> [GOAL] Collect every line in the records below that contains the word "PULL".

Excerpts from a figure dataset:
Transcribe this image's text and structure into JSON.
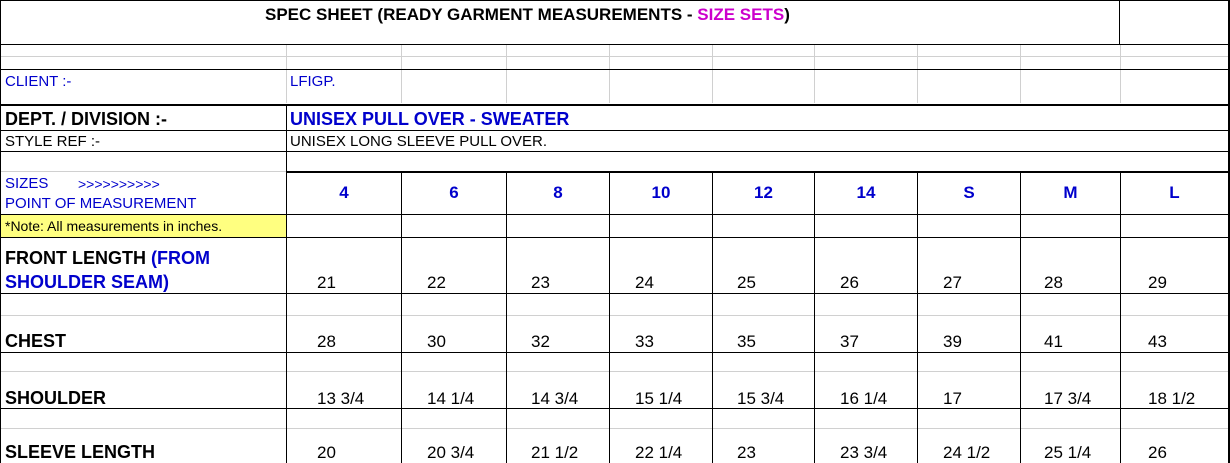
{
  "title": {
    "main": "SPEC SHEET (READY GARMENT MEASUREMENTS - ",
    "highlight": "SIZE SETS",
    "close": ")",
    "highlight_color": "#cc00cc"
  },
  "client": {
    "label": "CLIENT :-",
    "value": "LFIGP."
  },
  "department": {
    "label": "DEPT. / DIVISION :-",
    "value": "UNISEX PULL OVER - SWEATER"
  },
  "style_ref": {
    "label": "STYLE REF :-",
    "value": "UNISEX LONG SLEEVE PULL OVER."
  },
  "sizes_header": {
    "label": "SIZES",
    "arrows": ">>>>>>>>>>",
    "point_label": "POINT OF MEASUREMENT",
    "sizes": [
      "4",
      "6",
      "8",
      "10",
      "12",
      "14",
      "S",
      "M",
      "L"
    ]
  },
  "note": {
    "text": "*Note: All measurements in inches.",
    "bg_color": "#ffff80"
  },
  "measurements": [
    {
      "label_part1": "FRONT LENGTH  ",
      "label_part2": "(FROM",
      "label_line2": "SHOULDER SEAM)",
      "values": [
        "21",
        "22",
        "23",
        "24",
        "25",
        "26",
        "27",
        "28",
        "29"
      ]
    },
    {
      "label": "CHEST",
      "values": [
        "28",
        "30",
        "32",
        "33",
        "35",
        "37",
        "39",
        "41",
        "43"
      ]
    },
    {
      "label": "SHOULDER",
      "values": [
        "13 3/4",
        "14 1/4",
        "14 3/4",
        "15 1/4",
        "15 3/4",
        "16 1/4",
        "17",
        "17 3/4",
        "18 1/2"
      ]
    },
    {
      "label": "SLEEVE LENGTH",
      "values": [
        "20",
        "20 3/4",
        "21 1/2",
        "22 1/4",
        "23",
        "23 3/4",
        "24 1/2",
        "25 1/4",
        "26"
      ]
    }
  ],
  "colors": {
    "accent_blue": "#0000cc",
    "grid_light": "#d0d0d0"
  }
}
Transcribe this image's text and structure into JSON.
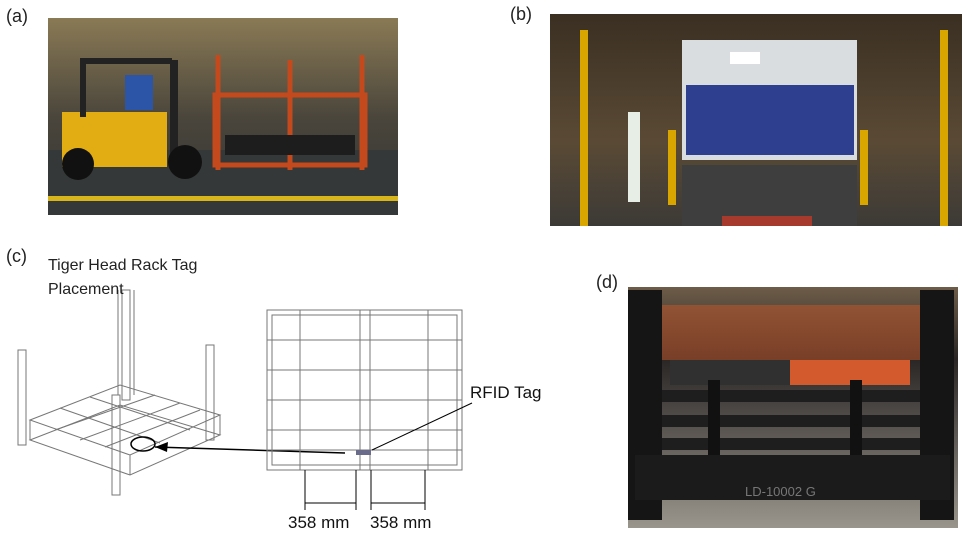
{
  "panels": [
    {
      "label": "(a)"
    },
    {
      "label": "(b)"
    },
    {
      "label": "(c)",
      "title": "Tiger Head Rack Tag Placement",
      "callout": "RFID Tag",
      "dimensions": [
        "358 mm",
        "358 mm"
      ]
    },
    {
      "label": "(d)",
      "marking": "LD-10002  G"
    }
  ]
}
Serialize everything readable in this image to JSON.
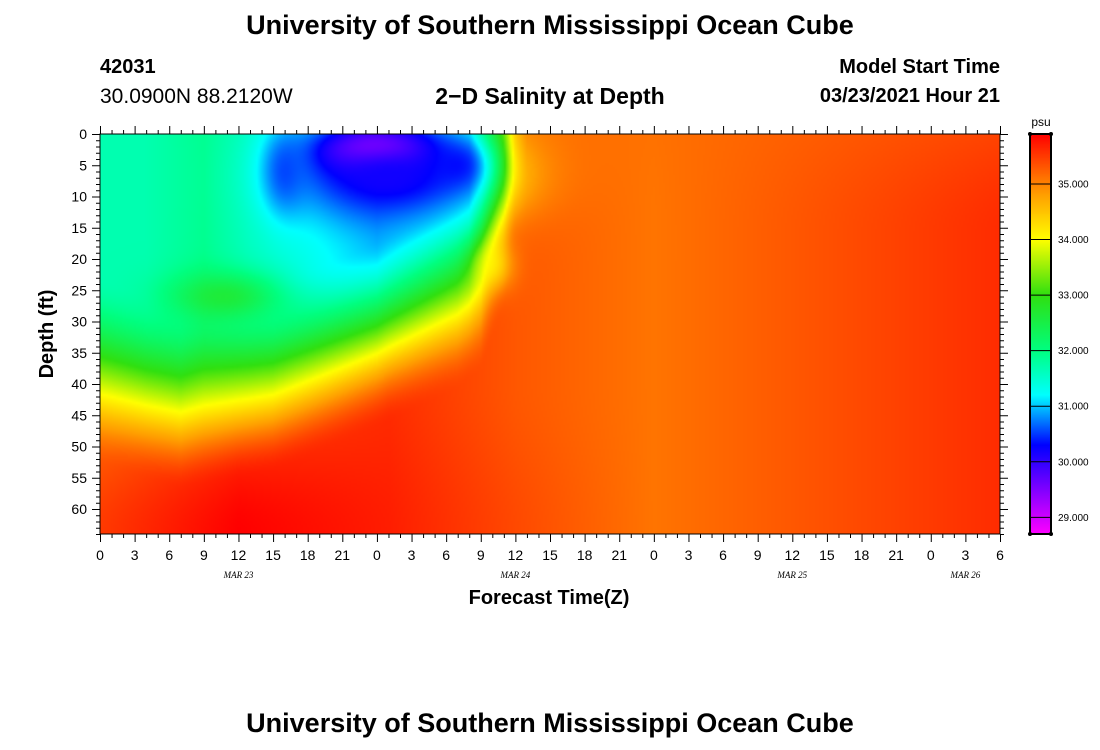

> [FINISHED TASK]
    "value": "UNISEX PULL OVER - SWEATER"
    "value": "UNISEX LONG SLEEVE PULL OVER."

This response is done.